Material provided =>

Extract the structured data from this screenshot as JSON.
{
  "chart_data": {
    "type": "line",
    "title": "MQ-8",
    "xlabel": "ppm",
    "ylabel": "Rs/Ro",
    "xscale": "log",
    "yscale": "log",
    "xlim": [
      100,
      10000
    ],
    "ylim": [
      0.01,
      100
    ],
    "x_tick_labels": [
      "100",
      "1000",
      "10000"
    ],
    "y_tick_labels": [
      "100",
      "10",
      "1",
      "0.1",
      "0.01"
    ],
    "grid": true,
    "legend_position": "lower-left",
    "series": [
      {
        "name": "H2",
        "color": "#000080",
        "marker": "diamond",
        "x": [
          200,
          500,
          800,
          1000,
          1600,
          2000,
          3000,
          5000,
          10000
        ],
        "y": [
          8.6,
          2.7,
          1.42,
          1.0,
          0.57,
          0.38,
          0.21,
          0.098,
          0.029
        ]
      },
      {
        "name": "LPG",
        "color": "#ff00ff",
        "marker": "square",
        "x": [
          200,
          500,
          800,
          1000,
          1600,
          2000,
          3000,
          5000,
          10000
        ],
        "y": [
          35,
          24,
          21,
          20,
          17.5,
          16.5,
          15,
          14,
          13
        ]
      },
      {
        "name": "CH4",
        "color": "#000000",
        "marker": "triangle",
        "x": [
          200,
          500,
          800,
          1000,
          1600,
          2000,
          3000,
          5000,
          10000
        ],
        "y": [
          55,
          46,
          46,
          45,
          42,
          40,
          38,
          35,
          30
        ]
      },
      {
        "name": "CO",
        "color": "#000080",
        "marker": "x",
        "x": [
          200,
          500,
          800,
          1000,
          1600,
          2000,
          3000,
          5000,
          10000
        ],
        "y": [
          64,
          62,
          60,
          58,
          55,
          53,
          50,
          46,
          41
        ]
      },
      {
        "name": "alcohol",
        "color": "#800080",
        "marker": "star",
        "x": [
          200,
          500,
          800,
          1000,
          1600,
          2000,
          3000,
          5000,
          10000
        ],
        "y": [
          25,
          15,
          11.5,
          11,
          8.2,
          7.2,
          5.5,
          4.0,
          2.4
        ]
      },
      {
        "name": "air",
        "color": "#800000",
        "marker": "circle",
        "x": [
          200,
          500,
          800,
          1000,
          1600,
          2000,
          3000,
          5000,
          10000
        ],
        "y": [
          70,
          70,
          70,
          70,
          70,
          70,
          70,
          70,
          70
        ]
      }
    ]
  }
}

What is being asked => Count every line bearing the word "color"; report the total only.

Reply => 6